## [YOUR INSTRUCTIONS]
Set down each line of the material that follows, exactly, with no pictures.

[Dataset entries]
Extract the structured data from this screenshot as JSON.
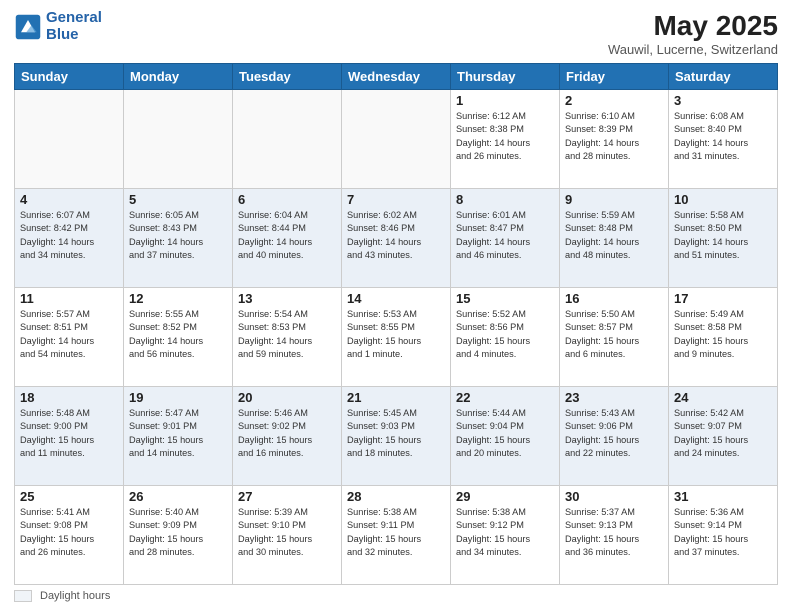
{
  "header": {
    "logo_line1": "General",
    "logo_line2": "Blue",
    "title": "May 2025",
    "subtitle": "Wauwil, Lucerne, Switzerland"
  },
  "footer": {
    "daylight_label": "Daylight hours"
  },
  "days_of_week": [
    "Sunday",
    "Monday",
    "Tuesday",
    "Wednesday",
    "Thursday",
    "Friday",
    "Saturday"
  ],
  "weeks": [
    [
      {
        "day": "",
        "info": ""
      },
      {
        "day": "",
        "info": ""
      },
      {
        "day": "",
        "info": ""
      },
      {
        "day": "",
        "info": ""
      },
      {
        "day": "1",
        "info": "Sunrise: 6:12 AM\nSunset: 8:38 PM\nDaylight: 14 hours\nand 26 minutes."
      },
      {
        "day": "2",
        "info": "Sunrise: 6:10 AM\nSunset: 8:39 PM\nDaylight: 14 hours\nand 28 minutes."
      },
      {
        "day": "3",
        "info": "Sunrise: 6:08 AM\nSunset: 8:40 PM\nDaylight: 14 hours\nand 31 minutes."
      }
    ],
    [
      {
        "day": "4",
        "info": "Sunrise: 6:07 AM\nSunset: 8:42 PM\nDaylight: 14 hours\nand 34 minutes."
      },
      {
        "day": "5",
        "info": "Sunrise: 6:05 AM\nSunset: 8:43 PM\nDaylight: 14 hours\nand 37 minutes."
      },
      {
        "day": "6",
        "info": "Sunrise: 6:04 AM\nSunset: 8:44 PM\nDaylight: 14 hours\nand 40 minutes."
      },
      {
        "day": "7",
        "info": "Sunrise: 6:02 AM\nSunset: 8:46 PM\nDaylight: 14 hours\nand 43 minutes."
      },
      {
        "day": "8",
        "info": "Sunrise: 6:01 AM\nSunset: 8:47 PM\nDaylight: 14 hours\nand 46 minutes."
      },
      {
        "day": "9",
        "info": "Sunrise: 5:59 AM\nSunset: 8:48 PM\nDaylight: 14 hours\nand 48 minutes."
      },
      {
        "day": "10",
        "info": "Sunrise: 5:58 AM\nSunset: 8:50 PM\nDaylight: 14 hours\nand 51 minutes."
      }
    ],
    [
      {
        "day": "11",
        "info": "Sunrise: 5:57 AM\nSunset: 8:51 PM\nDaylight: 14 hours\nand 54 minutes."
      },
      {
        "day": "12",
        "info": "Sunrise: 5:55 AM\nSunset: 8:52 PM\nDaylight: 14 hours\nand 56 minutes."
      },
      {
        "day": "13",
        "info": "Sunrise: 5:54 AM\nSunset: 8:53 PM\nDaylight: 14 hours\nand 59 minutes."
      },
      {
        "day": "14",
        "info": "Sunrise: 5:53 AM\nSunset: 8:55 PM\nDaylight: 15 hours\nand 1 minute."
      },
      {
        "day": "15",
        "info": "Sunrise: 5:52 AM\nSunset: 8:56 PM\nDaylight: 15 hours\nand 4 minutes."
      },
      {
        "day": "16",
        "info": "Sunrise: 5:50 AM\nSunset: 8:57 PM\nDaylight: 15 hours\nand 6 minutes."
      },
      {
        "day": "17",
        "info": "Sunrise: 5:49 AM\nSunset: 8:58 PM\nDaylight: 15 hours\nand 9 minutes."
      }
    ],
    [
      {
        "day": "18",
        "info": "Sunrise: 5:48 AM\nSunset: 9:00 PM\nDaylight: 15 hours\nand 11 minutes."
      },
      {
        "day": "19",
        "info": "Sunrise: 5:47 AM\nSunset: 9:01 PM\nDaylight: 15 hours\nand 14 minutes."
      },
      {
        "day": "20",
        "info": "Sunrise: 5:46 AM\nSunset: 9:02 PM\nDaylight: 15 hours\nand 16 minutes."
      },
      {
        "day": "21",
        "info": "Sunrise: 5:45 AM\nSunset: 9:03 PM\nDaylight: 15 hours\nand 18 minutes."
      },
      {
        "day": "22",
        "info": "Sunrise: 5:44 AM\nSunset: 9:04 PM\nDaylight: 15 hours\nand 20 minutes."
      },
      {
        "day": "23",
        "info": "Sunrise: 5:43 AM\nSunset: 9:06 PM\nDaylight: 15 hours\nand 22 minutes."
      },
      {
        "day": "24",
        "info": "Sunrise: 5:42 AM\nSunset: 9:07 PM\nDaylight: 15 hours\nand 24 minutes."
      }
    ],
    [
      {
        "day": "25",
        "info": "Sunrise: 5:41 AM\nSunset: 9:08 PM\nDaylight: 15 hours\nand 26 minutes."
      },
      {
        "day": "26",
        "info": "Sunrise: 5:40 AM\nSunset: 9:09 PM\nDaylight: 15 hours\nand 28 minutes."
      },
      {
        "day": "27",
        "info": "Sunrise: 5:39 AM\nSunset: 9:10 PM\nDaylight: 15 hours\nand 30 minutes."
      },
      {
        "day": "28",
        "info": "Sunrise: 5:38 AM\nSunset: 9:11 PM\nDaylight: 15 hours\nand 32 minutes."
      },
      {
        "day": "29",
        "info": "Sunrise: 5:38 AM\nSunset: 9:12 PM\nDaylight: 15 hours\nand 34 minutes."
      },
      {
        "day": "30",
        "info": "Sunrise: 5:37 AM\nSunset: 9:13 PM\nDaylight: 15 hours\nand 36 minutes."
      },
      {
        "day": "31",
        "info": "Sunrise: 5:36 AM\nSunset: 9:14 PM\nDaylight: 15 hours\nand 37 minutes."
      }
    ]
  ]
}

## [RESPONSE]
Extract the structured data from this screenshot as JSON.
{
  "header": {
    "logo_line1": "General",
    "logo_line2": "Blue",
    "title": "May 2025",
    "subtitle": "Wauwil, Lucerne, Switzerland"
  },
  "footer": {
    "daylight_label": "Daylight hours"
  },
  "days_of_week": [
    "Sunday",
    "Monday",
    "Tuesday",
    "Wednesday",
    "Thursday",
    "Friday",
    "Saturday"
  ],
  "weeks": [
    [
      {
        "day": "",
        "info": ""
      },
      {
        "day": "",
        "info": ""
      },
      {
        "day": "",
        "info": ""
      },
      {
        "day": "",
        "info": ""
      },
      {
        "day": "1",
        "info": "Sunrise: 6:12 AM\nSunset: 8:38 PM\nDaylight: 14 hours\nand 26 minutes."
      },
      {
        "day": "2",
        "info": "Sunrise: 6:10 AM\nSunset: 8:39 PM\nDaylight: 14 hours\nand 28 minutes."
      },
      {
        "day": "3",
        "info": "Sunrise: 6:08 AM\nSunset: 8:40 PM\nDaylight: 14 hours\nand 31 minutes."
      }
    ],
    [
      {
        "day": "4",
        "info": "Sunrise: 6:07 AM\nSunset: 8:42 PM\nDaylight: 14 hours\nand 34 minutes."
      },
      {
        "day": "5",
        "info": "Sunrise: 6:05 AM\nSunset: 8:43 PM\nDaylight: 14 hours\nand 37 minutes."
      },
      {
        "day": "6",
        "info": "Sunrise: 6:04 AM\nSunset: 8:44 PM\nDaylight: 14 hours\nand 40 minutes."
      },
      {
        "day": "7",
        "info": "Sunrise: 6:02 AM\nSunset: 8:46 PM\nDaylight: 14 hours\nand 43 minutes."
      },
      {
        "day": "8",
        "info": "Sunrise: 6:01 AM\nSunset: 8:47 PM\nDaylight: 14 hours\nand 46 minutes."
      },
      {
        "day": "9",
        "info": "Sunrise: 5:59 AM\nSunset: 8:48 PM\nDaylight: 14 hours\nand 48 minutes."
      },
      {
        "day": "10",
        "info": "Sunrise: 5:58 AM\nSunset: 8:50 PM\nDaylight: 14 hours\nand 51 minutes."
      }
    ],
    [
      {
        "day": "11",
        "info": "Sunrise: 5:57 AM\nSunset: 8:51 PM\nDaylight: 14 hours\nand 54 minutes."
      },
      {
        "day": "12",
        "info": "Sunrise: 5:55 AM\nSunset: 8:52 PM\nDaylight: 14 hours\nand 56 minutes."
      },
      {
        "day": "13",
        "info": "Sunrise: 5:54 AM\nSunset: 8:53 PM\nDaylight: 14 hours\nand 59 minutes."
      },
      {
        "day": "14",
        "info": "Sunrise: 5:53 AM\nSunset: 8:55 PM\nDaylight: 15 hours\nand 1 minute."
      },
      {
        "day": "15",
        "info": "Sunrise: 5:52 AM\nSunset: 8:56 PM\nDaylight: 15 hours\nand 4 minutes."
      },
      {
        "day": "16",
        "info": "Sunrise: 5:50 AM\nSunset: 8:57 PM\nDaylight: 15 hours\nand 6 minutes."
      },
      {
        "day": "17",
        "info": "Sunrise: 5:49 AM\nSunset: 8:58 PM\nDaylight: 15 hours\nand 9 minutes."
      }
    ],
    [
      {
        "day": "18",
        "info": "Sunrise: 5:48 AM\nSunset: 9:00 PM\nDaylight: 15 hours\nand 11 minutes."
      },
      {
        "day": "19",
        "info": "Sunrise: 5:47 AM\nSunset: 9:01 PM\nDaylight: 15 hours\nand 14 minutes."
      },
      {
        "day": "20",
        "info": "Sunrise: 5:46 AM\nSunset: 9:02 PM\nDaylight: 15 hours\nand 16 minutes."
      },
      {
        "day": "21",
        "info": "Sunrise: 5:45 AM\nSunset: 9:03 PM\nDaylight: 15 hours\nand 18 minutes."
      },
      {
        "day": "22",
        "info": "Sunrise: 5:44 AM\nSunset: 9:04 PM\nDaylight: 15 hours\nand 20 minutes."
      },
      {
        "day": "23",
        "info": "Sunrise: 5:43 AM\nSunset: 9:06 PM\nDaylight: 15 hours\nand 22 minutes."
      },
      {
        "day": "24",
        "info": "Sunrise: 5:42 AM\nSunset: 9:07 PM\nDaylight: 15 hours\nand 24 minutes."
      }
    ],
    [
      {
        "day": "25",
        "info": "Sunrise: 5:41 AM\nSunset: 9:08 PM\nDaylight: 15 hours\nand 26 minutes."
      },
      {
        "day": "26",
        "info": "Sunrise: 5:40 AM\nSunset: 9:09 PM\nDaylight: 15 hours\nand 28 minutes."
      },
      {
        "day": "27",
        "info": "Sunrise: 5:39 AM\nSunset: 9:10 PM\nDaylight: 15 hours\nand 30 minutes."
      },
      {
        "day": "28",
        "info": "Sunrise: 5:38 AM\nSunset: 9:11 PM\nDaylight: 15 hours\nand 32 minutes."
      },
      {
        "day": "29",
        "info": "Sunrise: 5:38 AM\nSunset: 9:12 PM\nDaylight: 15 hours\nand 34 minutes."
      },
      {
        "day": "30",
        "info": "Sunrise: 5:37 AM\nSunset: 9:13 PM\nDaylight: 15 hours\nand 36 minutes."
      },
      {
        "day": "31",
        "info": "Sunrise: 5:36 AM\nSunset: 9:14 PM\nDaylight: 15 hours\nand 37 minutes."
      }
    ]
  ]
}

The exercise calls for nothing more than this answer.